## Listing:
----------

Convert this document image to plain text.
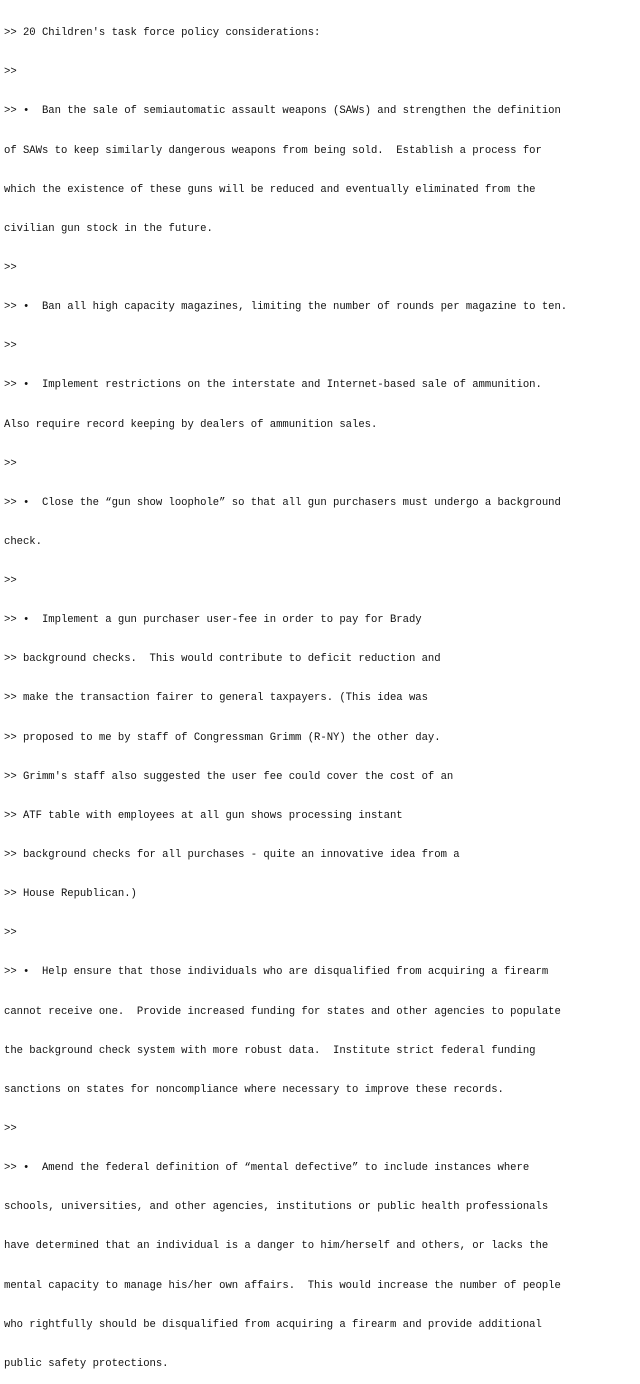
>> 20 Children's task force policy considerations:

>>

>> •  Ban the sale of semiautomatic assault weapons (SAWs) and strengthen the definition

of SAWs to keep similarly dangerous weapons from being sold.  Establish a process for

which the existence of these guns will be reduced and eventually eliminated from the

civilian gun stock in the future.

>>

>> •  Ban all high capacity magazines, limiting the number of rounds per magazine to ten.

>>

>> •  Implement restrictions on the interstate and Internet-based sale of ammunition.

Also require record keeping by dealers of ammunition sales.

>>

>> •  Close the “gun show loophole” so that all gun purchasers must undergo a background

check.

>>

>> •  Implement a gun purchaser user-fee in order to pay for Brady

>> background checks.  This would contribute to deficit reduction and

>> make the transaction fairer to general taxpayers. (This idea was

>> proposed to me by staff of Congressman Grimm (R-NY) the other day.

>> Grimm's staff also suggested the user fee could cover the cost of an

>> ATF table with employees at all gun shows processing instant

>> background checks for all purchases - quite an innovative idea from a

>> House Republican.)

>>

>> •  Help ensure that those individuals who are disqualified from acquiring a firearm

cannot receive one.  Provide increased funding for states and other agencies to populate

the background check system with more robust data.  Institute strict federal funding

sanctions on states for noncompliance where necessary to improve these records.

>>

>> •  Amend the federal definition of “mental defective” to include instances where

schools, universities, and other agencies, institutions or public health professionals

have determined that an individual is a danger to him/herself and others, or lacks the

mental capacity to manage his/her own affairs.  This would increase the number of people

who rightfully should be disqualified from acquiring a firearm and provide additional

public safety protections.
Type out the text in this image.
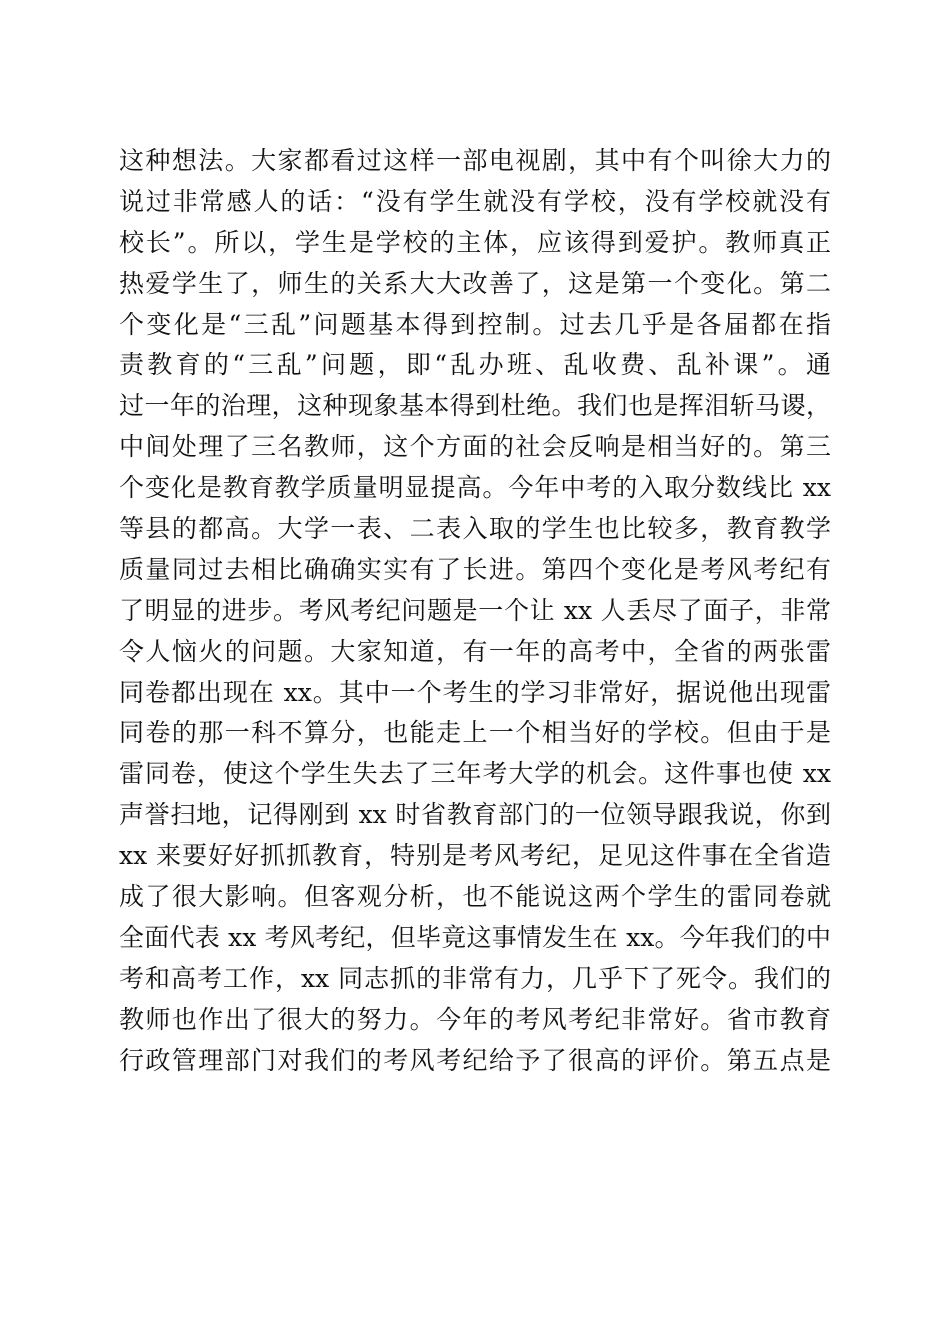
这种想法。大家都看过这样一部电视剧，其中有个叫徐大力的
说过非常感人的话：“没有学生就没有学校，没有学校就没有
校长”。所以，学生是学校的主体，应该得到爱护。教师真正
热爱学生了，师生的关系大大改善了，这是第一个变化。第二
个变化是“三乱”问题基本得到控制。过去几乎是各届都在指
责教育的“三乱”问题，即“乱办班、乱收费、乱补课”。通
过一年的治理，这种现象基本得到杜绝。我们也是挥泪斩马谡，
中间处理了三名教师，这个方面的社会反响是相当好的。第三
个变化是教育教学质量明显提高。今年中考的入取分数线比 xx
等县的都高。大学一表、二表入取的学生也比较多，教育教学
质量同过去相比确确实实有了长进。第四个变化是考风考纪有
了明显的进步。考风考纪问题是一个让 xx 人丢尽了面子，非常
令人恼火的问题。大家知道，有一年的高考中，全省的两张雷
同卷都出现在 xx。其中一个考生的学习非常好，据说他出现雷
同卷的那一科不算分，也能走上一个相当好的学校。但由于是
雷同卷，使这个学生失去了三年考大学的机会。这件事也使 xx
声誉扫地，记得刚到 xx 时省教育部门的一位领导跟我说，你到
xx 来要好好抓抓教育，特别是考风考纪，足见这件事在全省造
成了很大影响。但客观分析，也不能说这两个学生的雷同卷就
全面代表 xx 考风考纪，但毕竟这事情发生在 xx。今年我们的中
考和高考工作，xx 同志抓的非常有力，几乎下了死令。我们的
教师也作出了很大的努力。今年的考风考纪非常好。省市教育
行政管理部门对我们的考风考纪给予了很高的评价。第五点是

----------

## What the task asks:
Exclude every picture and copy the remaining data exactly.

## Reply to the task:
Convert this document image to plain text.
>> 20 Children's task force policy considerations:

>>

>> •  Ban the sale of semiautomatic assault weapons (SAWs) and strengthen the definition

of SAWs to keep similarly dangerous weapons from being sold.  Establish a process for

which the existence of these guns will be reduced and eventually eliminated from the

civilian gun stock in the future.

>>

>> •  Ban all high capacity magazines, limiting the number of rounds per magazine to ten.

>>

>> •  Implement restrictions on the interstate and Internet-based sale of ammunition.

Also require record keeping by dealers of ammunition sales.

>>

>> •  Close the “gun show loophole” so that all gun purchasers must undergo a background

check.

>>

>> •  Implement a gun purchaser user-fee in order to pay for Brady

>> background checks.  This would contribute to deficit reduction and

>> make the transaction fairer to general taxpayers. (This idea was

>> proposed to me by staff of Congressman Grimm (R-NY) the other day.

>> Grimm's staff also suggested the user fee could cover the cost of an

>> ATF table with employees at all gun shows processing instant

>> background checks for all purchases - quite an innovative idea from a

>> House Republican.)

>>

>> •  Help ensure that those individuals who are disqualified from acquiring a firearm

cannot receive one.  Provide increased funding for states and other agencies to populate

the background check system with more robust data.  Institute strict federal funding

sanctions on states for noncompliance where necessary to improve these records.

>>

>> •  Amend the federal definition of “mental defective” to include instances where

schools, universities, and other agencies, institutions or public health professionals

have determined that an individual is a danger to him/herself and others, or lacks the

mental capacity to manage his/her own affairs.  This would increase the number of people

who rightfully should be disqualified from acquiring a firearm and provide additional

public safety protections.
Type out the text in this image.
这种想法。大家都看过这样一部电视剧，其中有个叫徐大力的
说过非常感人的话：“没有学生就没有学校，没有学校就没有
校长”。所以，学生是学校的主体，应该得到爱护。教师真正
热爱学生了，师生的关系大大改善了，这是第一个变化。第二
个变化是“三乱”问题基本得到控制。过去几乎是各届都在指
责教育的“三乱”问题，即“乱办班、乱收费、乱补课”。通
过一年的治理，这种现象基本得到杜绝。我们也是挥泪斩马谡，
中间处理了三名教师，这个方面的社会反响是相当好的。第三
个变化是教育教学质量明显提高。今年中考的入取分数线比 xx
等县的都高。大学一表、二表入取的学生也比较多，教育教学
质量同过去相比确确实实有了长进。第四个变化是考风考纪有
了明显的进步。考风考纪问题是一个让 xx 人丢尽了面子，非常
令人恼火的问题。大家知道，有一年的高考中，全省的两张雷
同卷都出现在 xx。其中一个考生的学习非常好，据说他出现雷
同卷的那一科不算分，也能走上一个相当好的学校。但由于是
雷同卷，使这个学生失去了三年考大学的机会。这件事也使 xx
声誉扫地，记得刚到 xx 时省教育部门的一位领导跟我说，你到
xx 来要好好抓抓教育，特别是考风考纪，足见这件事在全省造
成了很大影响。但客观分析，也不能说这两个学生的雷同卷就
全面代表 xx 考风考纪，但毕竟这事情发生在 xx。今年我们的中
考和高考工作，xx 同志抓的非常有力，几乎下了死令。我们的
教师也作出了很大的努力。今年的考风考纪非常好。省市教育
行政管理部门对我们的考风考纪给予了很高的评价。第五点是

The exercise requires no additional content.